TO DO —
Would you transcribe all of the data exactly, down to the last character?

RECORD SET —
/---
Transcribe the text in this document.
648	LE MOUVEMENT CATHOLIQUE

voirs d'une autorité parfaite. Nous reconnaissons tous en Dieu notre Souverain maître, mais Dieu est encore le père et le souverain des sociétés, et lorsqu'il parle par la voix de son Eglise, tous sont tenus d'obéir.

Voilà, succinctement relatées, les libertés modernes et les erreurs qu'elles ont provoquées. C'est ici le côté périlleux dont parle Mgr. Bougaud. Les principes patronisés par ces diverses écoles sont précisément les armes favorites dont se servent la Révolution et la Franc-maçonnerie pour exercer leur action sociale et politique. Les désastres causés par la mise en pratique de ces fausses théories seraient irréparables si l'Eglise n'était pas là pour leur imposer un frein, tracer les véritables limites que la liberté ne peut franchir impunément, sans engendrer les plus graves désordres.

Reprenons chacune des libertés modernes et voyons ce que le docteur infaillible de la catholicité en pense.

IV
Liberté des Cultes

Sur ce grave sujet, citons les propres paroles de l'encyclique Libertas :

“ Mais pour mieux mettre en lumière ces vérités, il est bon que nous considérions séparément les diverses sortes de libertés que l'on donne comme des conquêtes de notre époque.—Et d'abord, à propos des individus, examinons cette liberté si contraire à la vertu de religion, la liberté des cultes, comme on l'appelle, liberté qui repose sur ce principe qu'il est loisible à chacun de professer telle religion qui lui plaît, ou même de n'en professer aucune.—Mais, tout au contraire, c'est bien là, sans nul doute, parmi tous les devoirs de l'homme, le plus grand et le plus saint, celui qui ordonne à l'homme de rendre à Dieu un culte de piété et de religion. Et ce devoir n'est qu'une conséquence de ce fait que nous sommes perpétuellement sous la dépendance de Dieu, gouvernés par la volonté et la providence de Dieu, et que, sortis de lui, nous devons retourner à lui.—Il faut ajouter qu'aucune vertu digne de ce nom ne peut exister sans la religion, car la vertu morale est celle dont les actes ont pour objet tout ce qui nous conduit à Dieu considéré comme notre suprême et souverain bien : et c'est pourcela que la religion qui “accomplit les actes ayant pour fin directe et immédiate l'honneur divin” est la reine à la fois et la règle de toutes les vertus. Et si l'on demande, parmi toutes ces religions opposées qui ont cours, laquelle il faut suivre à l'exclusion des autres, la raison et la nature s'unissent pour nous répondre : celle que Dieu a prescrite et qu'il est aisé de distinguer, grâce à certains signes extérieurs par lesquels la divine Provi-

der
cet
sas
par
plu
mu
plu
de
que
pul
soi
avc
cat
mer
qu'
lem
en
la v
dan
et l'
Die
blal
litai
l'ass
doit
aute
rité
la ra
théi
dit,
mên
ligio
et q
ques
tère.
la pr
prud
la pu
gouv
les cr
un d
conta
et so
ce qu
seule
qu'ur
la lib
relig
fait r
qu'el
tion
\---
RESULT BELOW —
Transcribe the text in this document.
648	LE MOUVEMENT CATHOLIQUE

voirs d'une autorité parfaite. Nous reconnaissons tous en Dieu notre Souverain maître, mais Dieu est encore le père et le souverain des sociétés, et lorsqu'il parle par la voix de son Eglise, tous sont tenus d'obéir.

Voilà, succinctement relatées, les libertés modernes et les erreurs qu'elles ont provoquées. C'est ici le côté périlleux dont parle Mgr. Bougaud. Les principes patronisés par ces diverses écoles sont précisément les armes favorites dont se servent la Révolution et la Franc-maçonnerie pour exercer leur action sociale et politique. Les désastres causés par la mise en pratique de ces fausses théories seraient irréparables si l'Eglise n'était pas là pour leur imposer un frein, tracer les véritables limites que la liberté ne peut franchir impunément, sans engendrer les plus graves désordres.

Reprenons chacune des libertés modernes et voyons ce que le docteur infaillible de la catholicité en pense.

IV
Liberté des Cultes

Sur ce grave sujet, citons les propres paroles de l'encyclique Libertas :

“ Mais pour mieux mettre en lumière ces vérités, il est bon que nous considérions séparément les diverses sortes de libertés que l'on donne comme des conquêtes de notre époque.—Et d'abord, à propos des individus, examinons cette liberté si contraire à la vertu de religion, la liberté des cultes, comme on l'appelle, liberté qui repose sur ce principe qu'il est loisible à chacun de professer telle religion qui lui plaît, ou même de n'en professer aucune.—Mais, tout au contraire, c'est bien là, sans nul doute, parmi tous les devoirs de l'homme, le plus grand et le plus saint, celui qui ordonne à l'homme de rendre à Dieu un culte de piété et de religion. Et ce devoir n'est qu'une conséquence de ce fait que nous sommes perpétuellement sous la dépendance de Dieu, gouvernés par la volonté et la providence de Dieu, et que, sortis de lui, nous devons retourner à lui.—Il faut ajouter qu'aucune vertu digne de ce nom ne peut exister sans la religion, car la vertu morale est celle dont les actes ont pour objet tout ce qui nous conduit à Dieu considéré comme notre suprême et souverain bien : et c'est pourcela que la religion qui “accomplit les actes ayant pour fin directe et immédiate l'honneur divin” est la reine à la fois et la règle de toutes les vertus. Et si l'on demande, parmi toutes ces religions opposées qui ont cours, laquelle il faut suivre à l'exclusion des autres, la raison et la nature s'unissent pour nous répondre : celle que Dieu a prescrite et qu'il est aisé de distinguer, grâce à certains signes extérieurs par lesquels la divine Provi-

der
cet
sas
par
plu
mu
plu
de
que
pul
soi
avc
cat
mer
qu'
lem
en
la v
dan
et l'
Die
blal
litai
l'ass
doit
aute
rité
la ra
théi
dit,
mên
ligio
et q
ques
tère.
la pr
prud
la pu
gouv
les cr
un d
conta
et so
ce qu
seule
qu'ur
la lib
relig
fait r
qu'el
tion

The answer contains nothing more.